» **PROBLEM TO WORK ON**
Collect each line of the entries that holds the string "text".

## BEGIN DATA RECORDS

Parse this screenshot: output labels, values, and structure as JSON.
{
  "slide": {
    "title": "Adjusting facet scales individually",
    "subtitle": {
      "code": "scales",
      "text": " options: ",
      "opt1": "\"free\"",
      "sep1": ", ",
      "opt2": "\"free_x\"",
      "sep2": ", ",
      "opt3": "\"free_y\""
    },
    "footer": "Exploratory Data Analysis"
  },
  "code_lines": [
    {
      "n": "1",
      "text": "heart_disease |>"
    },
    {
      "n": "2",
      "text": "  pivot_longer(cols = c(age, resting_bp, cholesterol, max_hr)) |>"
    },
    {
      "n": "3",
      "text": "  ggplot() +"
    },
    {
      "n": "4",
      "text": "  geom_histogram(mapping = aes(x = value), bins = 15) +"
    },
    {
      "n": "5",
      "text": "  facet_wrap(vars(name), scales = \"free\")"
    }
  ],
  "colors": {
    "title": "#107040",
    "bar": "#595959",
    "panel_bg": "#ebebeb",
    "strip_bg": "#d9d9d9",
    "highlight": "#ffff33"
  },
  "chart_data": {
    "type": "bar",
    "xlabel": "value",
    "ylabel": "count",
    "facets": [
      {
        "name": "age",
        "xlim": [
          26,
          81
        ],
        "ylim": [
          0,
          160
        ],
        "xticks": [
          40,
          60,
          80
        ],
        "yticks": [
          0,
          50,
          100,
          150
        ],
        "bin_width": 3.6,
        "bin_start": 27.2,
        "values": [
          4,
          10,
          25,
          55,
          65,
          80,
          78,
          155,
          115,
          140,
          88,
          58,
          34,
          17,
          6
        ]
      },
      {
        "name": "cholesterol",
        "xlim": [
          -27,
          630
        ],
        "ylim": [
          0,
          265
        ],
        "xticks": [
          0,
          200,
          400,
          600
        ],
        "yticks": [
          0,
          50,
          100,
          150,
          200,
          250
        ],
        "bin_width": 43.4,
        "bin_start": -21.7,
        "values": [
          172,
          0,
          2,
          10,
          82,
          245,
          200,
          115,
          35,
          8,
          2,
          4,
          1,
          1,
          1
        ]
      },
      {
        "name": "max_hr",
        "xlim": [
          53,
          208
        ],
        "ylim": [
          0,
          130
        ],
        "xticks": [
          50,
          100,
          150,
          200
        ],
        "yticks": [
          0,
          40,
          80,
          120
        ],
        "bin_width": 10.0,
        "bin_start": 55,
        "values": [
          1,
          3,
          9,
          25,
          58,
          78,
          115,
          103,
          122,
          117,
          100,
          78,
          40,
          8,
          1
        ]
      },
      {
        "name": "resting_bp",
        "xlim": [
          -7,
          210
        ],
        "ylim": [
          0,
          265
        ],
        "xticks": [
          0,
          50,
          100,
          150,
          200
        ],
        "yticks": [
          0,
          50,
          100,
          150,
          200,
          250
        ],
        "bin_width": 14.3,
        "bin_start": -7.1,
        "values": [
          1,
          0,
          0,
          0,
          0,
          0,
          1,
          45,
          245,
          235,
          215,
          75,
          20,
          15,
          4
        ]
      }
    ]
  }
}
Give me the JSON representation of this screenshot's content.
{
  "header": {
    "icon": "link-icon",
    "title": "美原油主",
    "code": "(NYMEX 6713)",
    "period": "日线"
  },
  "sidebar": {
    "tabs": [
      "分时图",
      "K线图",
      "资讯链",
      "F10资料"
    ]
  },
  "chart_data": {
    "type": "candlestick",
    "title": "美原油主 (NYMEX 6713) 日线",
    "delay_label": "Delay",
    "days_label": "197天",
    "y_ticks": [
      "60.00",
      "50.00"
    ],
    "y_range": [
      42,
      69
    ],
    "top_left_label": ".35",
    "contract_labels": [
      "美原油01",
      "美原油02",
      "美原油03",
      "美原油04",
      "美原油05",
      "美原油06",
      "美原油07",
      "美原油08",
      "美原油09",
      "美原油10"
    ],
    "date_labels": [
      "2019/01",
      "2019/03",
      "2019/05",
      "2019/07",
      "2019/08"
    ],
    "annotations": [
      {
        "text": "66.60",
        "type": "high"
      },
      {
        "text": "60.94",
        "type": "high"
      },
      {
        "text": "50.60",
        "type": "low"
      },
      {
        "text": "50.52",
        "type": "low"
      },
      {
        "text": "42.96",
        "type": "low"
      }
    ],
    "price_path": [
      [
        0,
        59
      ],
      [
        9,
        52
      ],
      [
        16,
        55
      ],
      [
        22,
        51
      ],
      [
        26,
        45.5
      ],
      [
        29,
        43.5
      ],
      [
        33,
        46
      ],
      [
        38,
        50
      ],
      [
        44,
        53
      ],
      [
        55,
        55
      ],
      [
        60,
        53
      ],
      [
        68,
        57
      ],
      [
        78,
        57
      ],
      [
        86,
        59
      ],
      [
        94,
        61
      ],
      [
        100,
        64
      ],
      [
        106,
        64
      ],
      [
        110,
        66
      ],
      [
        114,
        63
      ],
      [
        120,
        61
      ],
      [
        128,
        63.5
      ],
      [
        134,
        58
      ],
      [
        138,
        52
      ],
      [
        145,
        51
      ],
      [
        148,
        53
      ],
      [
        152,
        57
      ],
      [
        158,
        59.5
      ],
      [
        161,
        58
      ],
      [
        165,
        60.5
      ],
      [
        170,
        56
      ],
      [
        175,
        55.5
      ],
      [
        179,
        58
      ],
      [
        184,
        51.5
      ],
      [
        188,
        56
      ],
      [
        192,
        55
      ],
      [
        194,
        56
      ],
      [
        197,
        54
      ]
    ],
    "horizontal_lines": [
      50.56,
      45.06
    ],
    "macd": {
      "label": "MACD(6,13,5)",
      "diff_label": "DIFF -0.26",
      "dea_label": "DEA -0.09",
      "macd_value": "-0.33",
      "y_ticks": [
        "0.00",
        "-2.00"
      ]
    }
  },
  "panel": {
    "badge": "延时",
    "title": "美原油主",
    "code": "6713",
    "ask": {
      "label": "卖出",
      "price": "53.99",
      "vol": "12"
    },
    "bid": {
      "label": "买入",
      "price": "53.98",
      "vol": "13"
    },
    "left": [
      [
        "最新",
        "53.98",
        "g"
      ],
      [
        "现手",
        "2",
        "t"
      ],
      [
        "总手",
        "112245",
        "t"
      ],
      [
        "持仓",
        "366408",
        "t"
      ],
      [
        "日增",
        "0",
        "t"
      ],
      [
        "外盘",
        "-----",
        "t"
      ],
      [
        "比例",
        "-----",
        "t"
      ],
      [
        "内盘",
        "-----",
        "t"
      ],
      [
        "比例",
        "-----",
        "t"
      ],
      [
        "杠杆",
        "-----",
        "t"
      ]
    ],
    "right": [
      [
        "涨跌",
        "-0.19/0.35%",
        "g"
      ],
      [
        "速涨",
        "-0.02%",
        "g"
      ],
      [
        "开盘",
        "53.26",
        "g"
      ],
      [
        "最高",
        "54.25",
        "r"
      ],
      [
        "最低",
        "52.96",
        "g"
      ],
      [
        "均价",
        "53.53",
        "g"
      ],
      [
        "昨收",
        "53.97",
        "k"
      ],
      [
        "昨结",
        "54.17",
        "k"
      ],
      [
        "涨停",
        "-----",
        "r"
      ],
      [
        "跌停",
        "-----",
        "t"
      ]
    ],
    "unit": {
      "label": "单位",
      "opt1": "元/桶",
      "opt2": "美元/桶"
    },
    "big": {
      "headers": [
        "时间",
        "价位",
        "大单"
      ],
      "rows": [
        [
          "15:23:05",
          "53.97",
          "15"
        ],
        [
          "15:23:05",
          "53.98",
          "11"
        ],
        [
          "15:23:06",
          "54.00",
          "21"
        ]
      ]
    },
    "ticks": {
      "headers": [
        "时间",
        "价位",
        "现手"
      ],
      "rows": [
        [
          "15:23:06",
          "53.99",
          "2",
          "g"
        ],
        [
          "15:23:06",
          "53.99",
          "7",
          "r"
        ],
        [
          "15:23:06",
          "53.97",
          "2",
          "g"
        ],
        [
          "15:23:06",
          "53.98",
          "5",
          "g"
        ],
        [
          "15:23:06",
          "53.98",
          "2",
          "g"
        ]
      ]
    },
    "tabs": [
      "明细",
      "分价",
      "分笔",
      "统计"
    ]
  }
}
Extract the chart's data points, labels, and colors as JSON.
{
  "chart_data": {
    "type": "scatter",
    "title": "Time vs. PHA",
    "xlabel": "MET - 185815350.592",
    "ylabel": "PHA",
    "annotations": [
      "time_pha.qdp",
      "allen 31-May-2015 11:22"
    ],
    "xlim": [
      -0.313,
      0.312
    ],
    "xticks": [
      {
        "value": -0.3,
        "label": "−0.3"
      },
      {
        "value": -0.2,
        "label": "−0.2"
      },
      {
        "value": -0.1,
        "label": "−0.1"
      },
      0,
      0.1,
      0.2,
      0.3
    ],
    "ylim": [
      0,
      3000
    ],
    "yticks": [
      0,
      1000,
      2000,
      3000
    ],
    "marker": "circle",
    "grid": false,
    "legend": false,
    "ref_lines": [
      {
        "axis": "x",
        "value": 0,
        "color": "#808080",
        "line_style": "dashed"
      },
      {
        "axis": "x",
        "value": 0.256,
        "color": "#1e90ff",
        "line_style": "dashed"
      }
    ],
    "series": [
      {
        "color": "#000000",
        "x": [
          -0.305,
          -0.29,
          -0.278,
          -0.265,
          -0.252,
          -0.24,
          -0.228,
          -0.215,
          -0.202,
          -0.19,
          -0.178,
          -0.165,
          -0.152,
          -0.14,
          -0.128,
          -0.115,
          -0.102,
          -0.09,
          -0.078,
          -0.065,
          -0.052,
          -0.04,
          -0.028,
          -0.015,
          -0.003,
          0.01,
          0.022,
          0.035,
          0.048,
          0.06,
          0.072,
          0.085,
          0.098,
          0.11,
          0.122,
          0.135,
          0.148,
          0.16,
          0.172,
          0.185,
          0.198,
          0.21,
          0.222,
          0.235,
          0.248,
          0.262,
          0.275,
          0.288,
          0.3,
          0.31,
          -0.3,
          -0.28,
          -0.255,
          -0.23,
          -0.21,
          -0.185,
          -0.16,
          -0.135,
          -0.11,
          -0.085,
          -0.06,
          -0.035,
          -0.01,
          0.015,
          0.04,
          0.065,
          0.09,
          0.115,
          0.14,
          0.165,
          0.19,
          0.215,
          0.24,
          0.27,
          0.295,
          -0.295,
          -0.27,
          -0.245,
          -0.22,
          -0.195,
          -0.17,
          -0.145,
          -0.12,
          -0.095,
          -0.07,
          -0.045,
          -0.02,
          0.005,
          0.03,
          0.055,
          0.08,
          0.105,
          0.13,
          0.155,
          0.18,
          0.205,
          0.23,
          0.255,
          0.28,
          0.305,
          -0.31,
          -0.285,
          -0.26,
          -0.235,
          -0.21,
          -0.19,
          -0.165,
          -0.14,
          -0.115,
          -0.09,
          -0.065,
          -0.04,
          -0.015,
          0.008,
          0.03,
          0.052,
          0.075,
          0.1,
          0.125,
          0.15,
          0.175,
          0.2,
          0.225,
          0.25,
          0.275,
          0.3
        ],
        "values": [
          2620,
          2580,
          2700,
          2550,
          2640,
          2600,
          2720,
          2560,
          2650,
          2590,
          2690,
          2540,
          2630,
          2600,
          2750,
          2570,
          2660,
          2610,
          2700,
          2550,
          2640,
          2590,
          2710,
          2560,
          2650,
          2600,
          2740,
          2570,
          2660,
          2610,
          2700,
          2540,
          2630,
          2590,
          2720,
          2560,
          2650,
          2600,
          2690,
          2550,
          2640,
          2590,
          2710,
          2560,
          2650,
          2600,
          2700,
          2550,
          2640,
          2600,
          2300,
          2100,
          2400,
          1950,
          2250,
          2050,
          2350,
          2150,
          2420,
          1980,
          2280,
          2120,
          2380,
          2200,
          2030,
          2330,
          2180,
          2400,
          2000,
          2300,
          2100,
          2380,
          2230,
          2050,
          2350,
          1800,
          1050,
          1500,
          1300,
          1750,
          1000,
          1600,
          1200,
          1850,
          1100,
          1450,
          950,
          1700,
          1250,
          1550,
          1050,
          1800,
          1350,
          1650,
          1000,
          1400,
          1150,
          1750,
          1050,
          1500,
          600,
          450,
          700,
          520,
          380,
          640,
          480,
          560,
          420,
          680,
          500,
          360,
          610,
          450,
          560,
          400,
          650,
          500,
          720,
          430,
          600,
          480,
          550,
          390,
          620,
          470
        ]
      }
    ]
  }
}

## END DATA RECORDS

» **FINAL ANSWER**
      "text": " options: ",
      "text": "heart_disease |>"
      "text": "  pivot_longer(cols = c(age, resting_bp, cholesterol, max_hr)) |>"
      "text": "  ggplot() +"
      "text": "  geom_histogram(mapping = aes(x = value), bins = 15) +"
      "text": "  facet_wrap(vars(name), scales = \"free\")"
        "text": "66.60",
        "text": "60.94",
        "text": "50.60",
        "text": "50.52",
        "text": "42.96",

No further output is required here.